▶ **Exercise instructions**: Count every line in the data below where "this" occurs, then state that number and nothing more.

*** The data Section Begins ***

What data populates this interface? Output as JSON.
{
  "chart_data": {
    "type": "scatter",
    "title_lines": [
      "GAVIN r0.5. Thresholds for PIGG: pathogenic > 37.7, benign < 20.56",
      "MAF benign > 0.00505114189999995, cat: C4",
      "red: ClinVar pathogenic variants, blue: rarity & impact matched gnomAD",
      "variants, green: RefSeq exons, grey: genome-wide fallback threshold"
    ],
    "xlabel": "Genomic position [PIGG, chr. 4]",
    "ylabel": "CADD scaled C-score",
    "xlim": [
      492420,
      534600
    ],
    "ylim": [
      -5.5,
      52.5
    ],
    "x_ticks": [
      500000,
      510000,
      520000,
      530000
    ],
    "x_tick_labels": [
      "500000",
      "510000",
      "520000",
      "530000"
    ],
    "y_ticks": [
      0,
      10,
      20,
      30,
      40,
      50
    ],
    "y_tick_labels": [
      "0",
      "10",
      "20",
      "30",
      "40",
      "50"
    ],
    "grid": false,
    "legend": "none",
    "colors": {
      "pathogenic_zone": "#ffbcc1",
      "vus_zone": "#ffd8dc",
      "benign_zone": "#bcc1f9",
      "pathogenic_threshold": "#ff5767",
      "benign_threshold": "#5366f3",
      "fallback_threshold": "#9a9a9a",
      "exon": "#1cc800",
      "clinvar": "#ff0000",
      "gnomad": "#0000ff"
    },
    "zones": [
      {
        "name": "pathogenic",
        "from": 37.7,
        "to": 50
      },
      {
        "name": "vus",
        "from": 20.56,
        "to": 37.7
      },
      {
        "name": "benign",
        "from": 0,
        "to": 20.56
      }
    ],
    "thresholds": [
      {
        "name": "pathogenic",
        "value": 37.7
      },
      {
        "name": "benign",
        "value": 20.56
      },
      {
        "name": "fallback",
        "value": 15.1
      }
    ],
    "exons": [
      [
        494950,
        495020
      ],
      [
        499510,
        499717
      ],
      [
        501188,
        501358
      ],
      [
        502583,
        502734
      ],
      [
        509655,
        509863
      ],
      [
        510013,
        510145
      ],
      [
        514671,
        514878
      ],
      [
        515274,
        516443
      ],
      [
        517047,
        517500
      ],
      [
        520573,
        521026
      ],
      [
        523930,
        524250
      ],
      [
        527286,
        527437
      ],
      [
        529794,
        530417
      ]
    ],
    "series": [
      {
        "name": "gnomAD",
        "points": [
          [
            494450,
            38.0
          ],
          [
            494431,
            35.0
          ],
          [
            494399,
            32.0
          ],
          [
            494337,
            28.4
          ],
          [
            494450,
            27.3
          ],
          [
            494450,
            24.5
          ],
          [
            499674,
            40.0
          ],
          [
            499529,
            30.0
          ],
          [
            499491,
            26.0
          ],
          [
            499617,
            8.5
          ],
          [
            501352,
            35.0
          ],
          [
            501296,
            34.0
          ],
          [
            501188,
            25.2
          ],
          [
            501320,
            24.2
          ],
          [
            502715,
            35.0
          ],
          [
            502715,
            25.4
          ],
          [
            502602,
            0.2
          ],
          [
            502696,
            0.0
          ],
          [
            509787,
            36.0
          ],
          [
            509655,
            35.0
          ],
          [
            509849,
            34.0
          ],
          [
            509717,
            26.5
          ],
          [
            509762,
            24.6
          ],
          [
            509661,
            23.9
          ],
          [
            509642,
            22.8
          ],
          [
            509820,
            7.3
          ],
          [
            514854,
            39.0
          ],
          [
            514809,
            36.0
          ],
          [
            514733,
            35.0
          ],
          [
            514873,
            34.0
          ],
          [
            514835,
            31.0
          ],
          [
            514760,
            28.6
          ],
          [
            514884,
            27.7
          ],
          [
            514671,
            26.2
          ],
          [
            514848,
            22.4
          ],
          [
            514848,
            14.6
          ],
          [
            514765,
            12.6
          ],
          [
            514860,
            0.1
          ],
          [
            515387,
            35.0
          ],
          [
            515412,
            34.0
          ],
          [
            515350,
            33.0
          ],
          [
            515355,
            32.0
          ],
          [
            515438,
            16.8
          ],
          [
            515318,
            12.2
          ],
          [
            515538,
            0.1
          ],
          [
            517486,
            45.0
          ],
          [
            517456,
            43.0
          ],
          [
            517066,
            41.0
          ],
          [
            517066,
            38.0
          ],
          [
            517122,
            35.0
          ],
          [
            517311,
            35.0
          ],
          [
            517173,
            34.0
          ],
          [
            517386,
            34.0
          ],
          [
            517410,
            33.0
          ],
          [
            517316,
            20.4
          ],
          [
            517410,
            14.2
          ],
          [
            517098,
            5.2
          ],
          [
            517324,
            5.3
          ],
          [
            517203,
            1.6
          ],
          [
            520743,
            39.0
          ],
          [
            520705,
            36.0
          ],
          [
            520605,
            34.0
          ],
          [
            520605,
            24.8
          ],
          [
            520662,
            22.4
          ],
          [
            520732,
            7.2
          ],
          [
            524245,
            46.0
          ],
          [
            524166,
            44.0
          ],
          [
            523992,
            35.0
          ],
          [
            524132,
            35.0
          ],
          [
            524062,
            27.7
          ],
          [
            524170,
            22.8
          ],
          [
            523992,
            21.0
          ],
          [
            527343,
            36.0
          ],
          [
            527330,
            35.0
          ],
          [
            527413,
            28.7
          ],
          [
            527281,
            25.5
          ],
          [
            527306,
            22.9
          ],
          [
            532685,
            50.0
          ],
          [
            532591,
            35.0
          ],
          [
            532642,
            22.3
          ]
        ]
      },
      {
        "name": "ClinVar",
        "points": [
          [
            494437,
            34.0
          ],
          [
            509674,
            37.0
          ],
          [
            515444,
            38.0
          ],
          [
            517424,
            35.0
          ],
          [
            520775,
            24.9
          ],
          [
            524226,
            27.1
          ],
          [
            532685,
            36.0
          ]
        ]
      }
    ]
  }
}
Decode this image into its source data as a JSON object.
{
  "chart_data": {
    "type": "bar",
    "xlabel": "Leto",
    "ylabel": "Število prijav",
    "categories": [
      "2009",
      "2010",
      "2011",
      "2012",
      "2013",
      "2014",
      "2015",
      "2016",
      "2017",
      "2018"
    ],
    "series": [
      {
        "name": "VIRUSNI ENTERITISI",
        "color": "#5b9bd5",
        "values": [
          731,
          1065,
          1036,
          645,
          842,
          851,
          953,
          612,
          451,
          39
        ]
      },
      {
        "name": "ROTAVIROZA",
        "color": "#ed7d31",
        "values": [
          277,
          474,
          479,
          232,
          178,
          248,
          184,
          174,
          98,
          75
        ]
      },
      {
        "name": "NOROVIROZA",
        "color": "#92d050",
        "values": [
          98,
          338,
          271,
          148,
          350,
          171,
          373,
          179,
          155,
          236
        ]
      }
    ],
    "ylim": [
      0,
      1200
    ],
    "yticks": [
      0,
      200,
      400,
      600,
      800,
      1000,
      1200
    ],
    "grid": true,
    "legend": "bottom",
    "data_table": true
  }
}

*** The data Section Ends ***

▶ **Answer space**: 2